╔══

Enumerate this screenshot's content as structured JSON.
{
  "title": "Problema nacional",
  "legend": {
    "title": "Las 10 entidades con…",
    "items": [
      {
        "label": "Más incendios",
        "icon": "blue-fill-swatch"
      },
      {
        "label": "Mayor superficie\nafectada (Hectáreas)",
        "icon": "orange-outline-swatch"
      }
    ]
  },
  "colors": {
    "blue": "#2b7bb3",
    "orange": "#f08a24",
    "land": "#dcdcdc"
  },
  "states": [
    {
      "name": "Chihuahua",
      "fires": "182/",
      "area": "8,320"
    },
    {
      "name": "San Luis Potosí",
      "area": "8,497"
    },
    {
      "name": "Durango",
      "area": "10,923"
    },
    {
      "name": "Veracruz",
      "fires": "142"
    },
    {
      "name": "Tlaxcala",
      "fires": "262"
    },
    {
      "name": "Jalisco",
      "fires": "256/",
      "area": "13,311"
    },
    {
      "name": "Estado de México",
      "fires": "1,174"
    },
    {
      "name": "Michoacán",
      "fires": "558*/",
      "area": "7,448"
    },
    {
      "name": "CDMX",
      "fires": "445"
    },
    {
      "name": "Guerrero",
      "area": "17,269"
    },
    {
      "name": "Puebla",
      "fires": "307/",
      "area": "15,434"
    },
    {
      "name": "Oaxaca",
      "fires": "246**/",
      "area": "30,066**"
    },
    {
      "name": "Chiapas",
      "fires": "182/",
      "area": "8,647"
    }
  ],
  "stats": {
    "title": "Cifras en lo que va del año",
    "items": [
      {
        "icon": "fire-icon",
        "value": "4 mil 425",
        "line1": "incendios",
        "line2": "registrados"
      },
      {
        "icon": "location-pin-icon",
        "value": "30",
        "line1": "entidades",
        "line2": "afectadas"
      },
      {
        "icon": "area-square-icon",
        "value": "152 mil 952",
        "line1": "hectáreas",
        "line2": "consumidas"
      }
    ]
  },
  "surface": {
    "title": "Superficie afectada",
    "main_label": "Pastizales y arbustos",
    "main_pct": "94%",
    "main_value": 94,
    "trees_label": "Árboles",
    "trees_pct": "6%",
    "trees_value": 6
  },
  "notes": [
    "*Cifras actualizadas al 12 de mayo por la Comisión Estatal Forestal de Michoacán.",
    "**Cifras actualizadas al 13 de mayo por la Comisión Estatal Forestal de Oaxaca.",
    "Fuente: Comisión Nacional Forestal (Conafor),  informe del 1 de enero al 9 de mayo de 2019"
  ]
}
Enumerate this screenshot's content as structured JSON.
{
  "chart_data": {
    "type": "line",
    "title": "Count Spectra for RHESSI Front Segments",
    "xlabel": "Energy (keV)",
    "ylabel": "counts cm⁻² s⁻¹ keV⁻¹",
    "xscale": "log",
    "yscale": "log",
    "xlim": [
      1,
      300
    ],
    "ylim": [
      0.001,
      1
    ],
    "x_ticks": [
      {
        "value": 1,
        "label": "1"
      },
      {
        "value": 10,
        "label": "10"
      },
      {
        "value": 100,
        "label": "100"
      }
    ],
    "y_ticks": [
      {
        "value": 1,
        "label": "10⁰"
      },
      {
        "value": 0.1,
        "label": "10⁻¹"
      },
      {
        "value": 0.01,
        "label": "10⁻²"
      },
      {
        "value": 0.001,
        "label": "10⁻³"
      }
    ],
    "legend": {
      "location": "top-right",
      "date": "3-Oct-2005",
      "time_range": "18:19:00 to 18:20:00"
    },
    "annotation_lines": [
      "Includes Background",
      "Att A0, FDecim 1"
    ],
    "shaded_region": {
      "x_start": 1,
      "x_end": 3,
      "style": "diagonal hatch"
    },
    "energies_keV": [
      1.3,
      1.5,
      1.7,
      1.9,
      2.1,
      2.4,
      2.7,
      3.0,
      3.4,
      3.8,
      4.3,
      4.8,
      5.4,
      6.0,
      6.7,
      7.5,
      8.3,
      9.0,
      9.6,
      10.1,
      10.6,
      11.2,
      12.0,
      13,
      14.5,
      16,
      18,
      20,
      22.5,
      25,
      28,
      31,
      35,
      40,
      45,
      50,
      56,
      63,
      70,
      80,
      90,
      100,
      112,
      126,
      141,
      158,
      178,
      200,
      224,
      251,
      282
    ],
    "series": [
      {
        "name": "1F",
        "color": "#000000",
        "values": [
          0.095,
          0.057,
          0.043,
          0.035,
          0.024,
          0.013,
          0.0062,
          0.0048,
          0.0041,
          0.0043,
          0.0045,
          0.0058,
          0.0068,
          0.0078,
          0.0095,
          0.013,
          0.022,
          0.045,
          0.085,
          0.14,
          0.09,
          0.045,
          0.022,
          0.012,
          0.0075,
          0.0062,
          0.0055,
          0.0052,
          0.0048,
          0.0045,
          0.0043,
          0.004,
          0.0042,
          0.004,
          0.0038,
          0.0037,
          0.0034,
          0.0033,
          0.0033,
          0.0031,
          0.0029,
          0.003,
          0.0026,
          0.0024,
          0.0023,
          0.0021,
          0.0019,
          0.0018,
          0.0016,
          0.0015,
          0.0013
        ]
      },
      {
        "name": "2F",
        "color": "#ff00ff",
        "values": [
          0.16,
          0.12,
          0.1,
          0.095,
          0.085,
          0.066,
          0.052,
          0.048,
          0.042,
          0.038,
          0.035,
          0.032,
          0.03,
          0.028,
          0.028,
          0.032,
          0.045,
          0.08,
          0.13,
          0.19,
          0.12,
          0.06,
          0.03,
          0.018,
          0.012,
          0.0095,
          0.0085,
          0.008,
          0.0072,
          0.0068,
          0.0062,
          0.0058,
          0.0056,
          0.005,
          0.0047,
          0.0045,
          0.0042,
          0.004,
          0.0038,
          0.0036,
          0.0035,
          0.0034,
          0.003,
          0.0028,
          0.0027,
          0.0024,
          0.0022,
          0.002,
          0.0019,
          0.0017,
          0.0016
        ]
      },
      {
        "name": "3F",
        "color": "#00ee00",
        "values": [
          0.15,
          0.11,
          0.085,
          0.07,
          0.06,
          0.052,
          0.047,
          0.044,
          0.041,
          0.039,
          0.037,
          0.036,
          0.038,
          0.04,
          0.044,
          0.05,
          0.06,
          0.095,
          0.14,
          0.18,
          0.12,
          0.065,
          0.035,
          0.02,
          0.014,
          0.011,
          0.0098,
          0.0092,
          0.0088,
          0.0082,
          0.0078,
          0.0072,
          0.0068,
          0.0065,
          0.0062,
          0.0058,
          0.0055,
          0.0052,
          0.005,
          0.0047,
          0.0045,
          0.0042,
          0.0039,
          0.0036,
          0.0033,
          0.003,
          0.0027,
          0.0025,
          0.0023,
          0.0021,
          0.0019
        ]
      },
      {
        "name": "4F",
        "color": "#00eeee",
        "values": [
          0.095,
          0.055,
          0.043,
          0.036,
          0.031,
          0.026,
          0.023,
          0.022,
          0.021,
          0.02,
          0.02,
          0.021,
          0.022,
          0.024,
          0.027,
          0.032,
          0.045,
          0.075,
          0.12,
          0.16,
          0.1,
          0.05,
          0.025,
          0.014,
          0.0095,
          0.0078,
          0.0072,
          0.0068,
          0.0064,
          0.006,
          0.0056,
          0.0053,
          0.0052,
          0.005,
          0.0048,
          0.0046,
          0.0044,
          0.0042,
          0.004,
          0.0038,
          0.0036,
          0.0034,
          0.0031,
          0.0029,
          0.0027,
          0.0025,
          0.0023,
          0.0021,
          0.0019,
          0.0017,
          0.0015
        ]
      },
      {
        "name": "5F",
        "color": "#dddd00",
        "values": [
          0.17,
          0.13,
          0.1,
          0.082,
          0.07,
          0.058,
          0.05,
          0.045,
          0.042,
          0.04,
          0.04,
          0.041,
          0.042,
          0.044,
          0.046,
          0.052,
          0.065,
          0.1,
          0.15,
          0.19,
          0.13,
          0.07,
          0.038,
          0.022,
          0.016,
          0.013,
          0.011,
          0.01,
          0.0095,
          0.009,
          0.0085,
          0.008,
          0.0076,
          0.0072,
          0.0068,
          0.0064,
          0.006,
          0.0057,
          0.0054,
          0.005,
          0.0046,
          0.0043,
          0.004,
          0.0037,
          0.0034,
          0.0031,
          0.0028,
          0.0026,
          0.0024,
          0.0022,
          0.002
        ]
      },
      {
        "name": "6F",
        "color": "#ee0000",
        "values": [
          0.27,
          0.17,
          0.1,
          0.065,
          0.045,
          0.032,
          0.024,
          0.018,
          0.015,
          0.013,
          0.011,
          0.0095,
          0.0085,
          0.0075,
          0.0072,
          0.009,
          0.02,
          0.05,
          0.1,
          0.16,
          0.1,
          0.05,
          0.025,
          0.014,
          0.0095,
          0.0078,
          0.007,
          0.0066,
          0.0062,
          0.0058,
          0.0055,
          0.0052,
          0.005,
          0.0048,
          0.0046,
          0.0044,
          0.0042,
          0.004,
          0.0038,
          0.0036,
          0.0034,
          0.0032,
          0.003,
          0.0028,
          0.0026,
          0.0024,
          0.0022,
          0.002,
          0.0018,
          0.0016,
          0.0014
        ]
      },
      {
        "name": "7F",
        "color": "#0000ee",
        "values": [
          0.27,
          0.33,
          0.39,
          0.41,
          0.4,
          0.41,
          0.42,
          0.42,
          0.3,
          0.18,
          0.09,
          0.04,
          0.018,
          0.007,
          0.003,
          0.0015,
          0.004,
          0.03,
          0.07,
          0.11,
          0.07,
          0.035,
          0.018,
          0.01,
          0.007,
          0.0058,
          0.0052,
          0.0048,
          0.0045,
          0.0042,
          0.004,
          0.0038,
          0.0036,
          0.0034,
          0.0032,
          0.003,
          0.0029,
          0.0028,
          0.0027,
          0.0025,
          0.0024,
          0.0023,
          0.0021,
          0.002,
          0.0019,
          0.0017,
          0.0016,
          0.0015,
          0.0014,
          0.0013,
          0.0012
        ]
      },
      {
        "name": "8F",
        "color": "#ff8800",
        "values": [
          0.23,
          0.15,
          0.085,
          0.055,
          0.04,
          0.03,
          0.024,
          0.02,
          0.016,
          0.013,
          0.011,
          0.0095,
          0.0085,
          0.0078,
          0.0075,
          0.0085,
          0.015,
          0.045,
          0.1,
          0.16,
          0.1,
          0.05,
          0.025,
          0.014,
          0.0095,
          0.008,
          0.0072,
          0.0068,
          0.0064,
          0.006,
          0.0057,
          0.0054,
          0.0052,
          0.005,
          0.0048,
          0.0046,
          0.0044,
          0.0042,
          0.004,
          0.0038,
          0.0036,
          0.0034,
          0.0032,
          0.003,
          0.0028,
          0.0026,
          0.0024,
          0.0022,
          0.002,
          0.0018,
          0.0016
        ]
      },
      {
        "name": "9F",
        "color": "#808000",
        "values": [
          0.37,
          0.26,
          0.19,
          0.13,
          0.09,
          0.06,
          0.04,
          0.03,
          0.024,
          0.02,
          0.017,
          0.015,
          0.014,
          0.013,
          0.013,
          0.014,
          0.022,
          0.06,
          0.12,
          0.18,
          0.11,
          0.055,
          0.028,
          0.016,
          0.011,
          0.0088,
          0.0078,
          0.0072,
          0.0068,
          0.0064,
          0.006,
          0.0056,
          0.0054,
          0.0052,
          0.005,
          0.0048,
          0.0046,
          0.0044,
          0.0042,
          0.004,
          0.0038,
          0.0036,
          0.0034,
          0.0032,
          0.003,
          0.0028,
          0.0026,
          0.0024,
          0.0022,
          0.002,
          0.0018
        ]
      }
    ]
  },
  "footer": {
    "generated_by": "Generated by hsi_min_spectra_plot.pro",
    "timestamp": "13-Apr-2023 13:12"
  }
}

╚══

* _Task instructions_:
Your task is to list each line of the records with the word "icon".

* _Task output_:
        "icon": "blue-fill-swatch"
        "icon": "orange-outline-swatch"
        "icon": "fire-icon",
        "icon": "location-pin-icon",
        "icon": "area-square-icon",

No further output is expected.